§ The tasks:
1/ In the SWOT passage, quote the text from "The resulting datasets" up to and including "and resource management.".
2/ Answer these questions from the SWOT passage:
(a) Which three large river systems are named as having areas where conventional measurements are sparse or difficult to maintain?
(b) What three things do the signal processing algorithms remove?
(c) What four kinds of measurement do the resulting datasets include?

§ Selection:
━━━━━━━━━━━━━━━━━━━━━━━━━━━━━━
The observations are particularly valuable in remote and under-monitored regions. Large river systems such as the Amazon, Congo, and Mekong include areas where conventional measurements are sparse or difficult to maintain. SWOT provides a uniform observational framework that allows direct comparison between river systems worldwide.

The mission also contributes to climate science. Hydrological cycles are strongly influenced by climate variability and long-term warming trends. Changes in precipitation patterns, glacier melt, and evapotranspiration affect river behavior at continental scales. Continuous global measurements improve the ability of climate models to represent freshwater transport and storage, reducing uncertainty in future projections.

Flood forecasting is another major application. River floods develop through complex interactions between rainfall, upstream flow, terrain, and infrastructure. High-resolution measurements of water surface elevation and floodplain extent improve the initialization and validation of hydrodynamic models. This can enhance prediction accuracy and support emergency management efforts.

The engineering challenge extends beyond the spacecraft itself into data processing and distribution. SWOT generates large volumes of radar data that must be converted into scientifically usable products. Signal processing algorithms remove atmospheric effects, radar noise, and surface scattering artifacts. Water detection algorithms distinguish rivers and lakes from surrounding terrain. Calibration systems ensure long-term consistency across observations.

The resulting datasets include measurements of river width, surface elevation, slope, and spatial extent. Combining these measurements with hydrological models allows scientists to estimate discharge and water storage changes over time. The data are distributed to researchers worldwide, enabling applications across hydrology, ecology, climate science, and resource management.
━━━━━━━━━━━━━━━━━━━━━━━━━━━━━━
§ Dataset:
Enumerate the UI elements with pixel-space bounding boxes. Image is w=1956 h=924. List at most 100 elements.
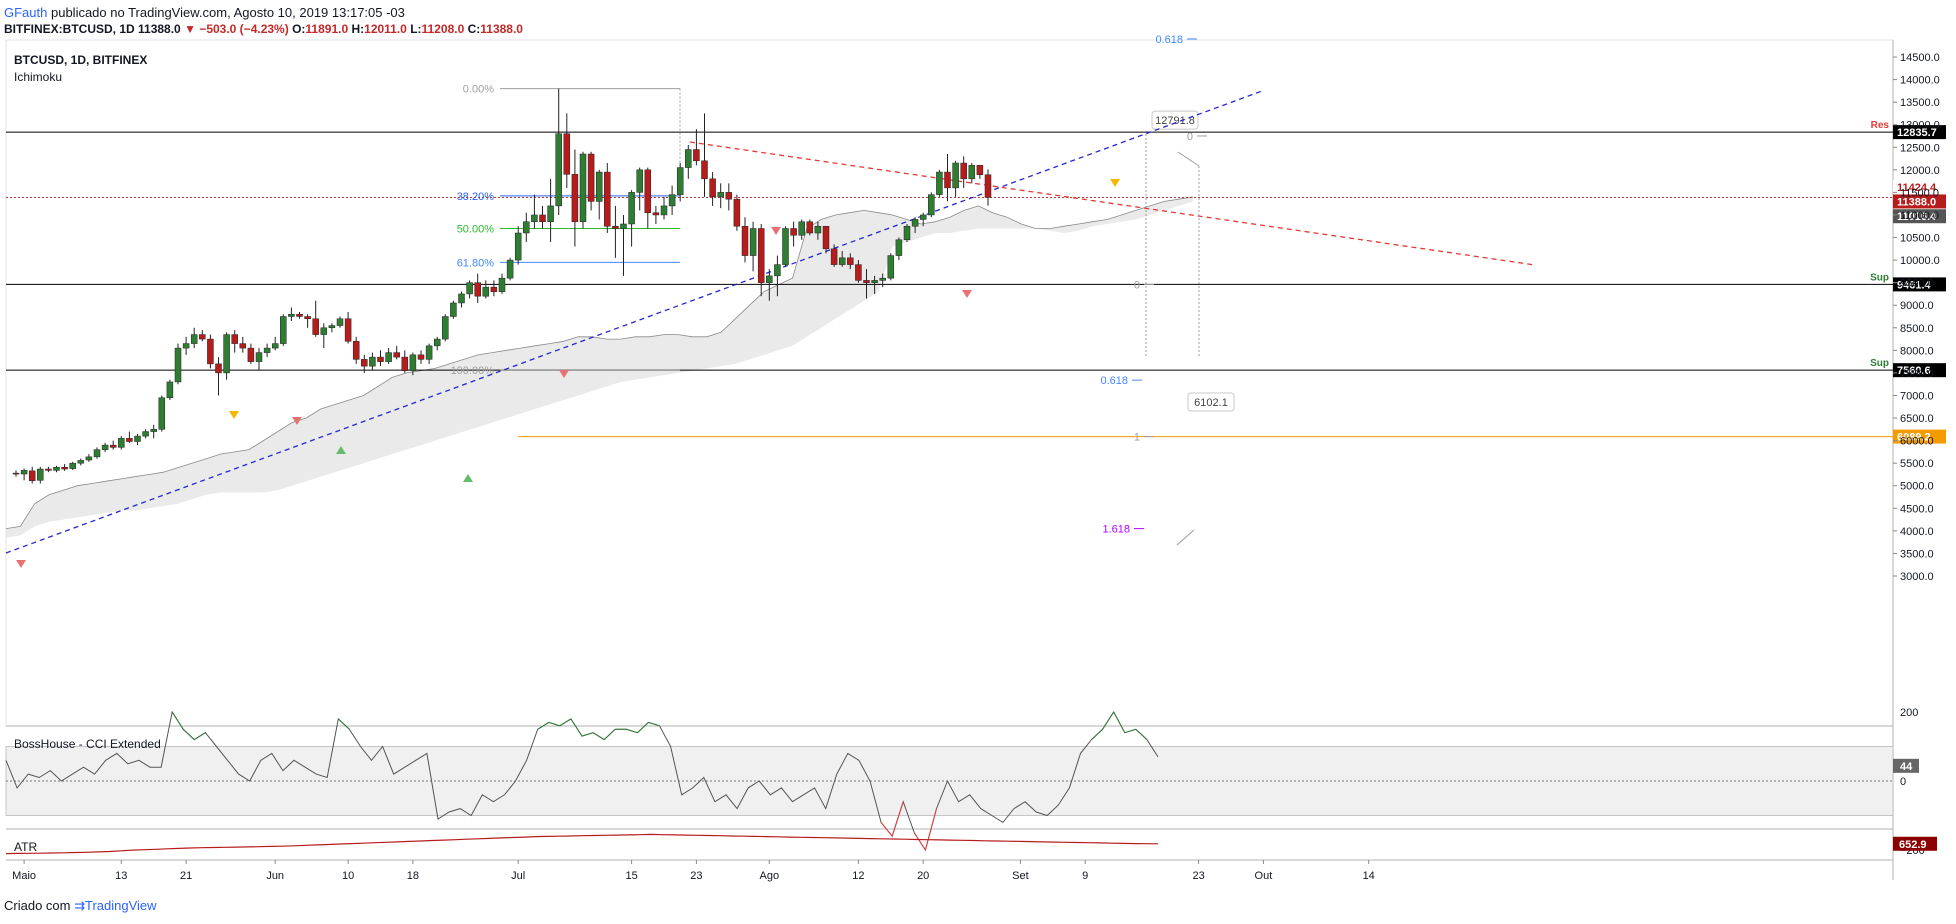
ascending-trendline xyxy=(5,90,1263,554)
candle xyxy=(644,167,652,229)
candle xyxy=(466,280,473,299)
fib-extension-label: 0 xyxy=(1134,279,1140,291)
candle xyxy=(352,336,360,364)
candle xyxy=(77,458,85,466)
candle-body xyxy=(644,169,652,213)
marker-down-icon xyxy=(16,560,26,568)
candle xyxy=(782,226,789,267)
cci-segment xyxy=(1124,728,1136,734)
fib-extension-label: 1.618 xyxy=(1102,524,1130,536)
candle xyxy=(928,192,935,218)
candle xyxy=(101,442,109,452)
candle-body xyxy=(717,192,724,198)
price-tag xyxy=(1893,194,1946,209)
price-axis[interactable]: 14500.0 14000.0 13500.0 13000.0 12500.0 12000… xyxy=(1893,52,1940,583)
candle-body xyxy=(822,225,830,250)
candle-body xyxy=(620,223,627,229)
candle-body xyxy=(263,347,271,353)
cci-title[interactable]: BossHouse - CCI Extended xyxy=(14,737,161,751)
x-tick-label: 20 xyxy=(917,870,929,882)
candle-body xyxy=(676,167,684,195)
candle xyxy=(207,334,214,369)
y-tick-label: 6500.0 xyxy=(1900,413,1934,425)
cci-segment xyxy=(337,718,350,730)
down-arrow-icon: ▼ xyxy=(184,22,196,36)
high-value: 12011.0 xyxy=(364,22,407,36)
candle-body xyxy=(182,343,190,349)
candle xyxy=(409,352,417,376)
price-note-box[interactable] xyxy=(1187,392,1235,412)
candle-body xyxy=(919,214,927,220)
price-tag-label: 7560.6 xyxy=(1897,365,1931,377)
candle-body xyxy=(425,345,433,360)
price-tag-label: 9461.4 xyxy=(1897,279,1932,291)
price-tag xyxy=(1893,125,1946,140)
candle-body xyxy=(587,153,595,202)
indicator-legend[interactable]: Ichimoku xyxy=(14,70,62,84)
candle-body xyxy=(28,470,36,482)
cci-segment xyxy=(171,711,184,730)
candle xyxy=(271,336,279,351)
cci-band xyxy=(5,746,1894,816)
candle xyxy=(749,221,757,272)
x-tick-label: Out xyxy=(1255,870,1273,882)
candle-body xyxy=(976,165,984,175)
footer: Criado com ⇉TradingView xyxy=(4,898,157,914)
author-link[interactable]: GFauth xyxy=(4,5,48,20)
candle xyxy=(976,165,984,179)
candle xyxy=(53,465,60,473)
price-note-box[interactable] xyxy=(1151,110,1199,130)
x-tick-label: 13 xyxy=(115,870,127,882)
cloud-edge xyxy=(5,196,1193,529)
tradingview-brand[interactable]: TradingView xyxy=(85,898,157,913)
candle xyxy=(458,291,465,308)
candle xyxy=(741,217,749,263)
candle-body xyxy=(458,293,465,304)
candle-body xyxy=(77,460,85,464)
candle-body xyxy=(806,221,814,234)
cci-segment xyxy=(548,721,560,727)
candle-body xyxy=(701,160,708,180)
cci-segment xyxy=(913,832,926,851)
candle xyxy=(660,196,668,220)
candle xyxy=(109,440,117,450)
candle-body xyxy=(45,468,52,471)
candle-body xyxy=(984,174,992,198)
ohlc-summary: BITFINEX:BTCUSD, 1D 11388.0 ▼ −503.0 (−4… xyxy=(4,21,523,38)
candle xyxy=(806,219,814,236)
candle-body xyxy=(506,259,514,279)
candle-body xyxy=(660,205,668,216)
candle xyxy=(595,169,603,220)
time-axis[interactable]: Maio 13 21 Jun 10 18 Jul 15 23 Ago 12 20 Set 9 23 Out 14 xyxy=(12,860,1375,882)
level-label: Sup xyxy=(1870,272,1889,283)
atr-title[interactable]: ATR xyxy=(14,840,37,854)
cci-segment xyxy=(182,728,195,740)
candle-body xyxy=(685,149,692,168)
candle-body xyxy=(37,468,44,481)
candle xyxy=(919,212,927,227)
candle xyxy=(855,260,862,283)
marker-down-icon xyxy=(962,290,972,298)
y-tick-label: 8000.0 xyxy=(1900,345,1934,357)
candle-body xyxy=(604,171,611,227)
candle-body xyxy=(101,444,109,450)
candle xyxy=(733,194,741,231)
candle xyxy=(85,454,93,462)
price-tag-label: 11016.4 xyxy=(1897,211,1937,223)
candle-body xyxy=(474,282,481,297)
low-value: 11208.0 xyxy=(421,22,465,36)
atr-pane: 652.9 xyxy=(5,833,1937,855)
candle xyxy=(417,350,425,364)
candle-body xyxy=(936,171,943,195)
candle-body xyxy=(490,286,498,292)
candle-body xyxy=(296,313,303,317)
candle-body xyxy=(887,255,895,279)
candle xyxy=(369,352,376,371)
y-tick-label: 3000.0 xyxy=(1900,571,1934,583)
candle-body xyxy=(766,275,773,283)
candle xyxy=(693,129,700,166)
candle-body xyxy=(855,264,862,281)
candle xyxy=(93,447,101,459)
━━━━━━━━━━━━━━━━━━━━━━━━━━━━━━
§ Full solutions:
1/
The resulting datasets include measurements of river width, surface elevation, slope, and spatial extent. Combining these measurements with hydrological models allows scientists to estimate discharge and water storage changes over time. The data are distributed to researchers worldwide, enabling applications across hydrology, ecology, climate science, and resource management.

2/
(a) The Amazon, Congo, and Mekong.
(b) Atmospheric effects, radar noise, and surface scattering artifacts.
(c) River width, surface elevation, slope, and spatial extent.